Task: The listing below should be printed exactly, every line of it. Skip the pictures.

[Start Dataset]

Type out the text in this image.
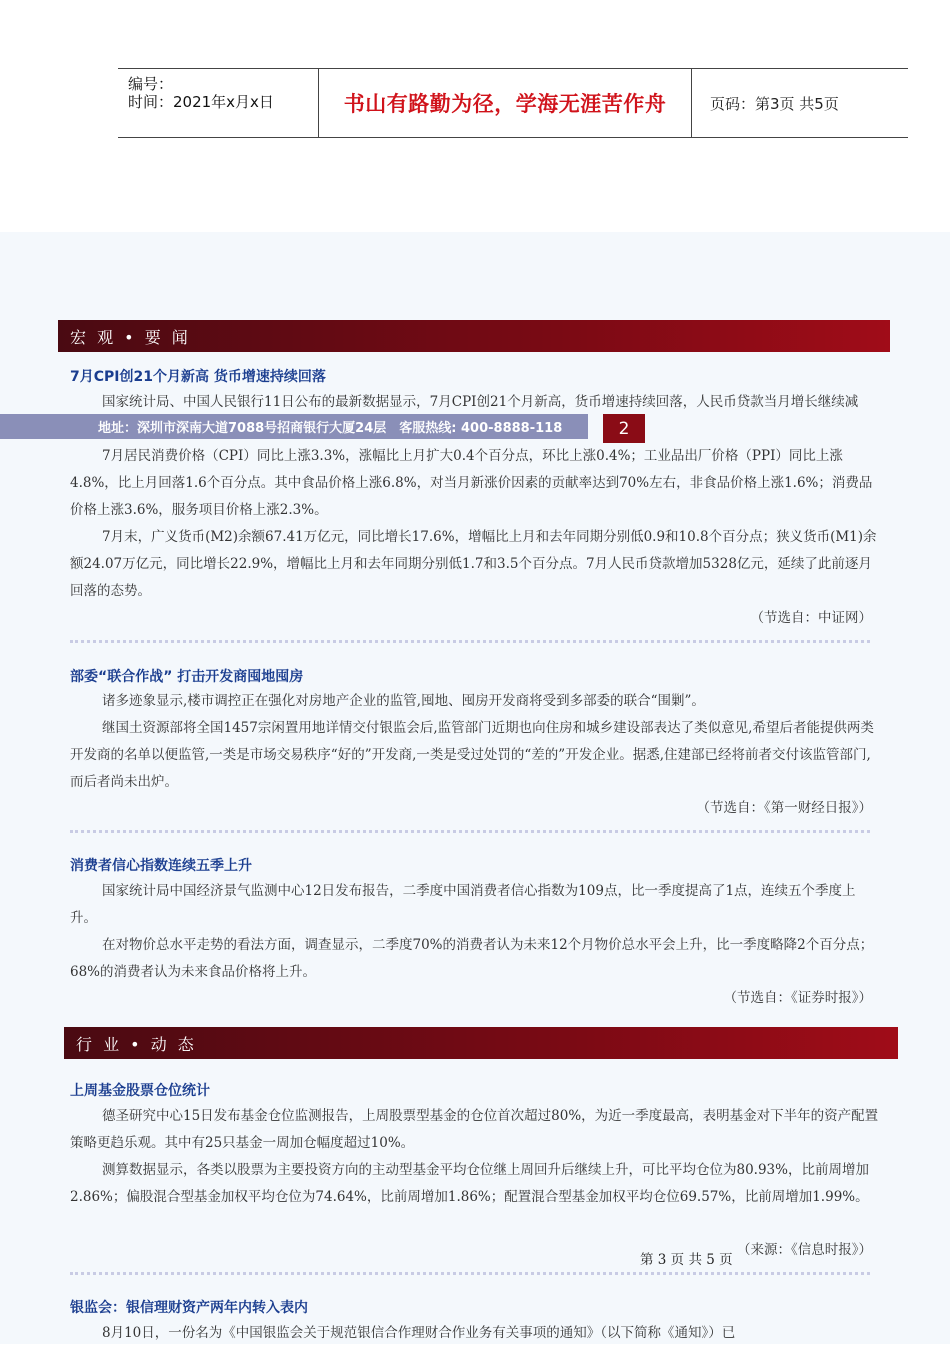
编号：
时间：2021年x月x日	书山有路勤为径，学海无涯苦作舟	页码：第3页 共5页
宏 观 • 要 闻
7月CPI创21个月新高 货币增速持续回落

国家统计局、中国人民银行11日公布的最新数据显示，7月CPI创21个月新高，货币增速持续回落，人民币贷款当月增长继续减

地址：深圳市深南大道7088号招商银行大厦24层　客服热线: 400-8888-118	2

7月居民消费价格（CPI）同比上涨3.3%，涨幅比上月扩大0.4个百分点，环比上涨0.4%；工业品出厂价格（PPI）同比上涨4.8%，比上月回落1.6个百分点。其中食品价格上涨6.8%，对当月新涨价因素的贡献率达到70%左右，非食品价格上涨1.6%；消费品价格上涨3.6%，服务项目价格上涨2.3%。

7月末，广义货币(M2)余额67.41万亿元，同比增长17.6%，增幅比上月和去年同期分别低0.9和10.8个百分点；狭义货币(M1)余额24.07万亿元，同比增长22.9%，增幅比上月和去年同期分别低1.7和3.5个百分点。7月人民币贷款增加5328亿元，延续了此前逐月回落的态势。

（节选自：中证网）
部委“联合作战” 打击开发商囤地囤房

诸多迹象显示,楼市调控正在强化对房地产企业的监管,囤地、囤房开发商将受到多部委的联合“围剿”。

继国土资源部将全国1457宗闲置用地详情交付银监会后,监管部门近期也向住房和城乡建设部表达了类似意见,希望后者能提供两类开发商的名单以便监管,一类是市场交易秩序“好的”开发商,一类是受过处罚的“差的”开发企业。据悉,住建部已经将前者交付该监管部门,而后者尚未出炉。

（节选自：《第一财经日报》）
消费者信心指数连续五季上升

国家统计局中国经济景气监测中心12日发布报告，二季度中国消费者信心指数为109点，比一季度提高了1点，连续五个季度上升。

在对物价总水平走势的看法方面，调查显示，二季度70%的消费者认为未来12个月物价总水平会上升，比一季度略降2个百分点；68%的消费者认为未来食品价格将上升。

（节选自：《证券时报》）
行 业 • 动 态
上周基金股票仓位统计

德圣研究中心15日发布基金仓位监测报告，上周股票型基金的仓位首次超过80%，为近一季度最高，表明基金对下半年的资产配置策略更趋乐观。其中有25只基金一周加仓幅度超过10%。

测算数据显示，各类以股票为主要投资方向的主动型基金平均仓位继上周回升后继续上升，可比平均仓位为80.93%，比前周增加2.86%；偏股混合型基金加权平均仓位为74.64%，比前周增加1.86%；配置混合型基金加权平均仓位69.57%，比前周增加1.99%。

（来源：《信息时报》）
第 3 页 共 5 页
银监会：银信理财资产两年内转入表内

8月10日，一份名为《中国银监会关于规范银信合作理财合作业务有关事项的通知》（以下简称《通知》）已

[End Dataset]

Complete answer:
Type out the text in this image.
编号：
时间：2021年x月x日	书山有路勤为径，学海无涯苦作舟	页码：第3页 共5页
宏 观 • 要 闻
7月CPI创21个月新高 货币增速持续回落

国家统计局、中国人民银行11日公布的最新数据显示，7月CPI创21个月新高，货币增速持续回落，人民币贷款当月增长继续减

地址：深圳市深南大道7088号招商银行大厦24层　客服热线: 400-8888-118	2

7月居民消费价格（CPI）同比上涨3.3%，涨幅比上月扩大0.4个百分点，环比上涨0.4%；工业品出厂价格（PPI）同比上涨4.8%，比上月回落1.6个百分点。其中食品价格上涨6.8%，对当月新涨价因素的贡献率达到70%左右，非食品价格上涨1.6%；消费品价格上涨3.6%，服务项目价格上涨2.3%。

7月末，广义货币(M2)余额67.41万亿元，同比增长17.6%，增幅比上月和去年同期分别低0.9和10.8个百分点；狭义货币(M1)余额24.07万亿元，同比增长22.9%，增幅比上月和去年同期分别低1.7和3.5个百分点。7月人民币贷款增加5328亿元，延续了此前逐月回落的态势。

（节选自：中证网）
部委“联合作战” 打击开发商囤地囤房

诸多迹象显示,楼市调控正在强化对房地产企业的监管,囤地、囤房开发商将受到多部委的联合“围剿”。

继国土资源部将全国1457宗闲置用地详情交付银监会后,监管部门近期也向住房和城乡建设部表达了类似意见,希望后者能提供两类开发商的名单以便监管,一类是市场交易秩序“好的”开发商,一类是受过处罚的“差的”开发企业。据悉,住建部已经将前者交付该监管部门,而后者尚未出炉。

（节选自：《第一财经日报》）
消费者信心指数连续五季上升

国家统计局中国经济景气监测中心12日发布报告，二季度中国消费者信心指数为109点，比一季度提高了1点，连续五个季度上升。

在对物价总水平走势的看法方面，调查显示，二季度70%的消费者认为未来12个月物价总水平会上升，比一季度略降2个百分点；68%的消费者认为未来食品价格将上升。

（节选自：《证券时报》）
行 业 • 动 态
上周基金股票仓位统计

德圣研究中心15日发布基金仓位监测报告，上周股票型基金的仓位首次超过80%，为近一季度最高，表明基金对下半年的资产配置策略更趋乐观。其中有25只基金一周加仓幅度超过10%。

测算数据显示，各类以股票为主要投资方向的主动型基金平均仓位继上周回升后继续上升，可比平均仓位为80.93%，比前周增加2.86%；偏股混合型基金加权平均仓位为74.64%，比前周增加1.86%；配置混合型基金加权平均仓位69.57%，比前周增加1.99%。

（来源：《信息时报》）
第 3 页 共 5 页
银监会：银信理财资产两年内转入表内

8月10日，一份名为《中国银监会关于规范银信合作理财合作业务有关事项的通知》（以下简称《通知》）已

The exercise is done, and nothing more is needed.